(OBJECTIVE) Pull each line holding "title" out of the entries below.

(TASK MATERIAL)

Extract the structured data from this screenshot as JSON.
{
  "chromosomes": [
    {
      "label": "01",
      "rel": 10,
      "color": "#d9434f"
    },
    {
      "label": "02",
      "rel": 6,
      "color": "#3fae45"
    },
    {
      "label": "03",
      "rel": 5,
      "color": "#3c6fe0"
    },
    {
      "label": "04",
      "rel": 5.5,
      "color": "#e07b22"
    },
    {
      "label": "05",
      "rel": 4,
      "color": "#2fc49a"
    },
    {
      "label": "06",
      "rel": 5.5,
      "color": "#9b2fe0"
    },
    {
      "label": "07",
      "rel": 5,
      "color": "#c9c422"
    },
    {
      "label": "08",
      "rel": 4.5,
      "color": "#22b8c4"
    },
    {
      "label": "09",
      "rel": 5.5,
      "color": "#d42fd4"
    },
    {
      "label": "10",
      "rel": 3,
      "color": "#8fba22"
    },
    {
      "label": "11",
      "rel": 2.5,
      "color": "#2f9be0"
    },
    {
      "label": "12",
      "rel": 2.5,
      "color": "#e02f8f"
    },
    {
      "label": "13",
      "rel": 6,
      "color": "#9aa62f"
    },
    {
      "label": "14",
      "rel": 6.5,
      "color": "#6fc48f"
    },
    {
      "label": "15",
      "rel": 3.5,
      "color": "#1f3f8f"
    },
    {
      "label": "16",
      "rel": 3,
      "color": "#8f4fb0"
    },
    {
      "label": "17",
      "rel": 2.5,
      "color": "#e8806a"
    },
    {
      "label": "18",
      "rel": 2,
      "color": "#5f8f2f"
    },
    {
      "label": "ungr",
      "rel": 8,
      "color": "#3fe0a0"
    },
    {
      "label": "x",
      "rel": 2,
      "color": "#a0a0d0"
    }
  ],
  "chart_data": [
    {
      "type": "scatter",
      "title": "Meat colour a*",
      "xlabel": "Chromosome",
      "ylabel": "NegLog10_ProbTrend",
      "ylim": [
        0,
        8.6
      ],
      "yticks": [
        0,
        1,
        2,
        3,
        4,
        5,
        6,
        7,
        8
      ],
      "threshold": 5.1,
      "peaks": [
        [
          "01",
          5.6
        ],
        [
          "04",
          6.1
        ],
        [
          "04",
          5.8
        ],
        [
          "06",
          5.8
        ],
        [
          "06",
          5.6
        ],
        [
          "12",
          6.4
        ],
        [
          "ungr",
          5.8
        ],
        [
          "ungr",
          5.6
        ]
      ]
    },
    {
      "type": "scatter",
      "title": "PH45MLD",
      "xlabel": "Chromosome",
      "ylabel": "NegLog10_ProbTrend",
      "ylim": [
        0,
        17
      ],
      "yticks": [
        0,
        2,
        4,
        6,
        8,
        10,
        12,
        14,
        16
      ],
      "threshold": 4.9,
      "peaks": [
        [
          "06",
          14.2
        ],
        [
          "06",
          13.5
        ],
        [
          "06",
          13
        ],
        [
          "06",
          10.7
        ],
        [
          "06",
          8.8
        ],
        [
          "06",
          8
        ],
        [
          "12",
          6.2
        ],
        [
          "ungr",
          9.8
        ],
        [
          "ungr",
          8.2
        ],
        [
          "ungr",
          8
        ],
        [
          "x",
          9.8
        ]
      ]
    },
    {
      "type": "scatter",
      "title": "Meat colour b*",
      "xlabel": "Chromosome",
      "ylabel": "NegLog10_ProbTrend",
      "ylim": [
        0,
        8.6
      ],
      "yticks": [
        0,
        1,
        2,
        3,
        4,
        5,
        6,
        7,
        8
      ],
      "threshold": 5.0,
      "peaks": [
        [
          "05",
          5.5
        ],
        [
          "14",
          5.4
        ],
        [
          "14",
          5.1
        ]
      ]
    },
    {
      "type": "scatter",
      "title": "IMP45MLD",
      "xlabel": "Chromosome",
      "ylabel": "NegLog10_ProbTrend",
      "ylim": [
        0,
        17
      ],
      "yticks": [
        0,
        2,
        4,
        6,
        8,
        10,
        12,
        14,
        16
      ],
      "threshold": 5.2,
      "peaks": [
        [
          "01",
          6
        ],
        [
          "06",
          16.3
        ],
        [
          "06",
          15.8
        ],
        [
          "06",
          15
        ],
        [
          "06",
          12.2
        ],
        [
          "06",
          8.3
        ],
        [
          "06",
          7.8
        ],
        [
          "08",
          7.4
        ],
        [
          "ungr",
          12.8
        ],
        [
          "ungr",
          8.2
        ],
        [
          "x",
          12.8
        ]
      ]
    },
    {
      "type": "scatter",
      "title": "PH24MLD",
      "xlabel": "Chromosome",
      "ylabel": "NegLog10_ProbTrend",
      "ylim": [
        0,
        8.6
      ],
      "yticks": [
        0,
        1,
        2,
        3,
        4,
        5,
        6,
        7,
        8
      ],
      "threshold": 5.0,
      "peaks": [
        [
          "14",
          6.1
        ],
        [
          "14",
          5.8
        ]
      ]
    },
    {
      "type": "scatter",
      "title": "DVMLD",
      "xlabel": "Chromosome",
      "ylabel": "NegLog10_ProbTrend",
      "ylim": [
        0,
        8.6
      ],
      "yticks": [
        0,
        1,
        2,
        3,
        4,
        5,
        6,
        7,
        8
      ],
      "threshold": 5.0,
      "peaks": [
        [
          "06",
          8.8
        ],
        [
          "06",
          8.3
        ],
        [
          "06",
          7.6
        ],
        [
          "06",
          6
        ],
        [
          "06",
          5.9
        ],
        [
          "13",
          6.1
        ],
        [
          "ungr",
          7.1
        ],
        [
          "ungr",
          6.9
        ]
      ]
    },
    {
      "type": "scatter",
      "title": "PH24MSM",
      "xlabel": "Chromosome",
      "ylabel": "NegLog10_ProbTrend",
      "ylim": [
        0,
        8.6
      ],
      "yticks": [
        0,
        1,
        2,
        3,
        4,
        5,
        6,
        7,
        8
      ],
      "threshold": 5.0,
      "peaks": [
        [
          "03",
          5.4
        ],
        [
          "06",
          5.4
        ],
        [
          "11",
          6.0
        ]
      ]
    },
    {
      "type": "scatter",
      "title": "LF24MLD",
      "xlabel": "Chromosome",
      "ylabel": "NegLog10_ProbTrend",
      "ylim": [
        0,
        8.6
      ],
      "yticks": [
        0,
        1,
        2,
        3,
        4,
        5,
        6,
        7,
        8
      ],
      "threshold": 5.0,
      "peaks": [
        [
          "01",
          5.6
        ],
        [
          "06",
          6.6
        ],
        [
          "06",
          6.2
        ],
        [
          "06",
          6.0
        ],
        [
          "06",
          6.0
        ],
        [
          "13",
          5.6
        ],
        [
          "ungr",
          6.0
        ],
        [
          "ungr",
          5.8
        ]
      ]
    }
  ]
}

(EXERCISE RESPONSE)
      "title": "Meat colour a*",
      "title": "PH45MLD",
      "title": "Meat colour b*",
      "title": "IMP45MLD",
      "title": "PH24MLD",
      "title": "DVMLD",
      "title": "PH24MSM",
      "title": "LF24MLD",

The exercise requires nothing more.